= Work to complete =
Below is a set of records. Repeat all of them exactly.

═══

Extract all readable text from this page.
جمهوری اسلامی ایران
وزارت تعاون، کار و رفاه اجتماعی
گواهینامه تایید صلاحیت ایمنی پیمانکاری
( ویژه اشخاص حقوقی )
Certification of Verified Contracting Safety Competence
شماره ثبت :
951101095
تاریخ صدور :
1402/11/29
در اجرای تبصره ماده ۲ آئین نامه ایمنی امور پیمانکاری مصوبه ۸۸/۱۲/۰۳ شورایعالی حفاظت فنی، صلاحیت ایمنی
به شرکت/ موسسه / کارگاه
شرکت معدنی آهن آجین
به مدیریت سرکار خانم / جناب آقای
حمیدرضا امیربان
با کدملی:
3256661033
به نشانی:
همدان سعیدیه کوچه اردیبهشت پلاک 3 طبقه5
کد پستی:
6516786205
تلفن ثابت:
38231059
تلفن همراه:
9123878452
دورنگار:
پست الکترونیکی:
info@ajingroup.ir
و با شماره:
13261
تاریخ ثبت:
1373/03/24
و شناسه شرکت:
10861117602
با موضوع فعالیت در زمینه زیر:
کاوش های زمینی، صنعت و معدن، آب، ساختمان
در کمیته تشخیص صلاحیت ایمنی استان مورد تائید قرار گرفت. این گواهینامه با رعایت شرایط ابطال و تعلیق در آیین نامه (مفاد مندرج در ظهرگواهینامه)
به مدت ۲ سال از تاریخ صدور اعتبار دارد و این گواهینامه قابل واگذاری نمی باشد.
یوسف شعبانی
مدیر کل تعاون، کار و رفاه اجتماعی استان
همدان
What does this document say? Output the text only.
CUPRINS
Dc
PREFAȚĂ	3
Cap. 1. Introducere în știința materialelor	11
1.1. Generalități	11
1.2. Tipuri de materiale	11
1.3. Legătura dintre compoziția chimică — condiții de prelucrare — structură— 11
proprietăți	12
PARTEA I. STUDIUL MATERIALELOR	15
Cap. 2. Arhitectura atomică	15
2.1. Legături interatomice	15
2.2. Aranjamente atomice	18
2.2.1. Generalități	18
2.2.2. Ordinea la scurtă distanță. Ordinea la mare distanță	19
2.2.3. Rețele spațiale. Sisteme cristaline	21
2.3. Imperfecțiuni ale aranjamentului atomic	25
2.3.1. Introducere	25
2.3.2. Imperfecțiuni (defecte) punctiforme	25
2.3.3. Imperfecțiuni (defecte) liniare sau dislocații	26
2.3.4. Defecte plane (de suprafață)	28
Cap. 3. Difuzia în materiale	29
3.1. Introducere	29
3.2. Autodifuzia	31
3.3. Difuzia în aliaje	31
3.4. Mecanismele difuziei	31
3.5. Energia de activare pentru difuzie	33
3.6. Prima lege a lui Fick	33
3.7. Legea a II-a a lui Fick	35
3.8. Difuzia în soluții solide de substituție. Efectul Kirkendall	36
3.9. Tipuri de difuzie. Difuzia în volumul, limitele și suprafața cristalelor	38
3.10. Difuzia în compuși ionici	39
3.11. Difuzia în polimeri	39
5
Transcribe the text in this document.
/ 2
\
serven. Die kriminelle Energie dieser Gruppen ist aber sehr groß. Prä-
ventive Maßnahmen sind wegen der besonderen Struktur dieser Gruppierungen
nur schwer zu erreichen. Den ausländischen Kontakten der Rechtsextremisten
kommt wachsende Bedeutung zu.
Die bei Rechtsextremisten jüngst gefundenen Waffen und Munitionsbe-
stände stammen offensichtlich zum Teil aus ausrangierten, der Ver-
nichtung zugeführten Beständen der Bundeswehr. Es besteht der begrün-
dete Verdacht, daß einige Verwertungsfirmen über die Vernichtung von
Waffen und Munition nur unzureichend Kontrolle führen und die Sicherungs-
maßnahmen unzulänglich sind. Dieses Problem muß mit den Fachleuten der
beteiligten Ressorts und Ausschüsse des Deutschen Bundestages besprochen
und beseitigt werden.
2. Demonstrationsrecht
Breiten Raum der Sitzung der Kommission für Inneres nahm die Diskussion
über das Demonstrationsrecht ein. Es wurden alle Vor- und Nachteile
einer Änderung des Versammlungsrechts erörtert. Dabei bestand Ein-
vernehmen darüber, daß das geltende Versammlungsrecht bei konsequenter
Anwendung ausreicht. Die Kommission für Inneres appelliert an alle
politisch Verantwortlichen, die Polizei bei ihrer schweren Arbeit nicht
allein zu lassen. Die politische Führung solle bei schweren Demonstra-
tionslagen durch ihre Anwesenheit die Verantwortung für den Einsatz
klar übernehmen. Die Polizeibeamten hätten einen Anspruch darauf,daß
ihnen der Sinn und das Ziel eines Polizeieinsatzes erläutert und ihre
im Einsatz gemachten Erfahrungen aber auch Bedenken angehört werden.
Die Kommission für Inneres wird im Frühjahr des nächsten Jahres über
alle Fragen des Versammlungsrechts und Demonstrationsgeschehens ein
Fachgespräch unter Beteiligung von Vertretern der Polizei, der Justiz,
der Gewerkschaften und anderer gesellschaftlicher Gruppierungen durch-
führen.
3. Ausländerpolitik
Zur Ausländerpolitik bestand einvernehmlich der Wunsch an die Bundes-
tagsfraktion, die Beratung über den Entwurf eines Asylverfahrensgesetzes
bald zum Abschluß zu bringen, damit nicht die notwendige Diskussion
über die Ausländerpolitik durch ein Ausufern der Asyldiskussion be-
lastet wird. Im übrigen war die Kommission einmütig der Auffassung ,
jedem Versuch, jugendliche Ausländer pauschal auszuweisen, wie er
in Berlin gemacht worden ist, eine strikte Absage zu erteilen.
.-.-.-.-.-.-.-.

═══

= Worked answer =
Extract all readable text from this page.
جمهوری اسلامی ایران
وزارت تعاون، کار و رفاه اجتماعی
گواهینامه تایید صلاحیت ایمنی پیمانکاری
( ویژه اشخاص حقوقی )
Certification of Verified Contracting Safety Competence
شماره ثبت :
951101095
تاریخ صدور :
1402/11/29
در اجرای تبصره ماده ۲ آئین نامه ایمنی امور پیمانکاری مصوبه ۸۸/۱۲/۰۳ شورایعالی حفاظت فنی، صلاحیت ایمنی
به شرکت/ موسسه / کارگاه
شرکت معدنی آهن آجین
به مدیریت سرکار خانم / جناب آقای
حمیدرضا امیربان
با کدملی:
3256661033
به نشانی:
همدان سعیدیه کوچه اردیبهشت پلاک 3 طبقه5
کد پستی:
6516786205
تلفن ثابت:
38231059
تلفن همراه:
9123878452
دورنگار:
پست الکترونیکی:
info@ajingroup.ir
و با شماره:
13261
تاریخ ثبت:
1373/03/24
و شناسه شرکت:
10861117602
با موضوع فعالیت در زمینه زیر:
کاوش های زمینی، صنعت و معدن، آب، ساختمان
در کمیته تشخیص صلاحیت ایمنی استان مورد تائید قرار گرفت. این گواهینامه با رعایت شرایط ابطال و تعلیق در آیین نامه (مفاد مندرج در ظهرگواهینامه)
به مدت ۲ سال از تاریخ صدور اعتبار دارد و این گواهینامه قابل واگذاری نمی باشد.
یوسف شعبانی
مدیر کل تعاون، کار و رفاه اجتماعی استان
همدان
What does this document say? Output the text only.
CUPRINS
Dc
PREFAȚĂ	3
Cap. 1. Introducere în știința materialelor	11
1.1. Generalități	11
1.2. Tipuri de materiale	11
1.3. Legătura dintre compoziția chimică — condiții de prelucrare — structură— 11
proprietăți	12
PARTEA I. STUDIUL MATERIALELOR	15
Cap. 2. Arhitectura atomică	15
2.1. Legături interatomice	15
2.2. Aranjamente atomice	18
2.2.1. Generalități	18
2.2.2. Ordinea la scurtă distanță. Ordinea la mare distanță	19
2.2.3. Rețele spațiale. Sisteme cristaline	21
2.3. Imperfecțiuni ale aranjamentului atomic	25
2.3.1. Introducere	25
2.3.2. Imperfecțiuni (defecte) punctiforme	25
2.3.3. Imperfecțiuni (defecte) liniare sau dislocații	26
2.3.4. Defecte plane (de suprafață)	28
Cap. 3. Difuzia în materiale	29
3.1. Introducere	29
3.2. Autodifuzia	31
3.3. Difuzia în aliaje	31
3.4. Mecanismele difuziei	31
3.5. Energia de activare pentru difuzie	33
3.6. Prima lege a lui Fick	33
3.7. Legea a II-a a lui Fick	35
3.8. Difuzia în soluții solide de substituție. Efectul Kirkendall	36
3.9. Tipuri de difuzie. Difuzia în volumul, limitele și suprafața cristalelor	38
3.10. Difuzia în compuși ionici	39
3.11. Difuzia în polimeri	39
5
Transcribe the text in this document.
/ 2
\
serven. Die kriminelle Energie dieser Gruppen ist aber sehr groß. Prä-
ventive Maßnahmen sind wegen der besonderen Struktur dieser Gruppierungen
nur schwer zu erreichen. Den ausländischen Kontakten der Rechtsextremisten
kommt wachsende Bedeutung zu.
Die bei Rechtsextremisten jüngst gefundenen Waffen und Munitionsbe-
stände stammen offensichtlich zum Teil aus ausrangierten, der Ver-
nichtung zugeführten Beständen der Bundeswehr. Es besteht der begrün-
dete Verdacht, daß einige Verwertungsfirmen über die Vernichtung von
Waffen und Munition nur unzureichend Kontrolle führen und die Sicherungs-
maßnahmen unzulänglich sind. Dieses Problem muß mit den Fachleuten der
beteiligten Ressorts und Ausschüsse des Deutschen Bundestages besprochen
und beseitigt werden.
2. Demonstrationsrecht
Breiten Raum der Sitzung der Kommission für Inneres nahm die Diskussion
über das Demonstrationsrecht ein. Es wurden alle Vor- und Nachteile
einer Änderung des Versammlungsrechts erörtert. Dabei bestand Ein-
vernehmen darüber, daß das geltende Versammlungsrecht bei konsequenter
Anwendung ausreicht. Die Kommission für Inneres appelliert an alle
politisch Verantwortlichen, die Polizei bei ihrer schweren Arbeit nicht
allein zu lassen. Die politische Führung solle bei schweren Demonstra-
tionslagen durch ihre Anwesenheit die Verantwortung für den Einsatz
klar übernehmen. Die Polizeibeamten hätten einen Anspruch darauf,daß
ihnen der Sinn und das Ziel eines Polizeieinsatzes erläutert und ihre
im Einsatz gemachten Erfahrungen aber auch Bedenken angehört werden.
Die Kommission für Inneres wird im Frühjahr des nächsten Jahres über
alle Fragen des Versammlungsrechts und Demonstrationsgeschehens ein
Fachgespräch unter Beteiligung von Vertretern der Polizei, der Justiz,
der Gewerkschaften und anderer gesellschaftlicher Gruppierungen durch-
führen.
3. Ausländerpolitik
Zur Ausländerpolitik bestand einvernehmlich der Wunsch an die Bundes-
tagsfraktion, die Beratung über den Entwurf eines Asylverfahrensgesetzes
bald zum Abschluß zu bringen, damit nicht die notwendige Diskussion
über die Ausländerpolitik durch ein Ausufern der Asyldiskussion be-
lastet wird. Im übrigen war die Kommission einmütig der Auffassung ,
jedem Versuch, jugendliche Ausländer pauschal auszuweisen, wie er
in Berlin gemacht worden ist, eine strikte Absage zu erteilen.
.-.-.-.-.-.-.-.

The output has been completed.